▶ [Task brief] Beginning at the line that contains "What's the underlying", reproduce every line to the end of the material without changing any of them.

▶ [Excerpted records]
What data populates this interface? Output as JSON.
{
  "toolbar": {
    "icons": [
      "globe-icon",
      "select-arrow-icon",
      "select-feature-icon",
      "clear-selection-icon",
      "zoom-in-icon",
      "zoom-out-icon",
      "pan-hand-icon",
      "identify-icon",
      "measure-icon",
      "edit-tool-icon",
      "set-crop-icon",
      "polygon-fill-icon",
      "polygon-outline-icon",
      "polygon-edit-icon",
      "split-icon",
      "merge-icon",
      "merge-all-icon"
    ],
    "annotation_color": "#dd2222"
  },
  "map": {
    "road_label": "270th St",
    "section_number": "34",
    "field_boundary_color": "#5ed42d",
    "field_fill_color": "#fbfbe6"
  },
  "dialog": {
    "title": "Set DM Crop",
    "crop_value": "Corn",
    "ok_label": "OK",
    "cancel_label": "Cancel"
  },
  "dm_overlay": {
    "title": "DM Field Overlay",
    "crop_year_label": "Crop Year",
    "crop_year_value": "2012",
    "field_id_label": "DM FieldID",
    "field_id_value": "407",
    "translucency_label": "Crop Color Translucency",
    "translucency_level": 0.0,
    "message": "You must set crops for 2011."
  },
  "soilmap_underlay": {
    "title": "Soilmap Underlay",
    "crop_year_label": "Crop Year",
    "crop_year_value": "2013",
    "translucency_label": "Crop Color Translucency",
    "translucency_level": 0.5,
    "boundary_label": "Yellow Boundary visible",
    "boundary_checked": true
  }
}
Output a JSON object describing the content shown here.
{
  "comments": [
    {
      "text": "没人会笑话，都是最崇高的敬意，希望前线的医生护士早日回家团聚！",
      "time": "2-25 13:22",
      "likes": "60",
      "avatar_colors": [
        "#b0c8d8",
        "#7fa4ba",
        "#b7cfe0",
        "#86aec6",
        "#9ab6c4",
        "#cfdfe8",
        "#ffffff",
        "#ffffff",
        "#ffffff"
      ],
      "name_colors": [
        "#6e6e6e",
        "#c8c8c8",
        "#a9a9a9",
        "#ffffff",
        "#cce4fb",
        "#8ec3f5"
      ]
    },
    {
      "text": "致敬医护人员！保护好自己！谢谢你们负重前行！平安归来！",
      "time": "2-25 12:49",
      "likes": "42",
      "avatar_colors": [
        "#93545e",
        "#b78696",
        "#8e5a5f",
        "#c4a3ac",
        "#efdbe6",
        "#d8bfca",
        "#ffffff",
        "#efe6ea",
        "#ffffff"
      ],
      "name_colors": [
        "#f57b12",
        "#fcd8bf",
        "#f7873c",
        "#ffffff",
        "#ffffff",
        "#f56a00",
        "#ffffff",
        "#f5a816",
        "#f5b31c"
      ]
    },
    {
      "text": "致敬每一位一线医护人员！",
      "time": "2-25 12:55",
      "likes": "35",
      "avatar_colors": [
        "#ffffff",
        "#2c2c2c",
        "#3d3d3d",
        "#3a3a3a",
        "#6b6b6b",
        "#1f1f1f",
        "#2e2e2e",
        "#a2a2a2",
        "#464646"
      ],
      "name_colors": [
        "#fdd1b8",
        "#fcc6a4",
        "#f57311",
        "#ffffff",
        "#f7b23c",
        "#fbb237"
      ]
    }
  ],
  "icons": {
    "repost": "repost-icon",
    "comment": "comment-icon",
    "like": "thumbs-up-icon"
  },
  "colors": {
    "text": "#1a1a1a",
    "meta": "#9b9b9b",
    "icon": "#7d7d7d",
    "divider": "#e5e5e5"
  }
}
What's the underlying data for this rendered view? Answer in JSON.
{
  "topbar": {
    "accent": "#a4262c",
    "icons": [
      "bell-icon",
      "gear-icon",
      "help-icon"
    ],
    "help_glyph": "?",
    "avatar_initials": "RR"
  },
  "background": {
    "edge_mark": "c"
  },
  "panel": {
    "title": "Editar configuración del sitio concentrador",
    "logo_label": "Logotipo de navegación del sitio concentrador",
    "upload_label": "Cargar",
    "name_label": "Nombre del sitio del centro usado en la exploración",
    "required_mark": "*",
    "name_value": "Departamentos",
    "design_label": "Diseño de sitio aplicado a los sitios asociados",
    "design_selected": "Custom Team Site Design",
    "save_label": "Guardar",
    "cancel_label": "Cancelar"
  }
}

▶ [Completed exercise]
What's the underlying data for this rendered view? Answer in JSON.
{
  "topbar": {
    "accent": "#a4262c",
    "icons": [
      "bell-icon",
      "gear-icon",
      "help-icon"
    ],
    "help_glyph": "?",
    "avatar_initials": "RR"
  },
  "background": {
    "edge_mark": "c"
  },
  "panel": {
    "title": "Editar configuración del sitio concentrador",
    "logo_label": "Logotipo de navegación del sitio concentrador",
    "upload_label": "Cargar",
    "name_label": "Nombre del sitio del centro usado en la exploración",
    "required_mark": "*",
    "name_value": "Departamentos",
    "design_label": "Diseño de sitio aplicado a los sitios asociados",
    "design_selected": "Custom Team Site Design",
    "save_label": "Guardar",
    "cancel_label": "Cancelar"
  }
}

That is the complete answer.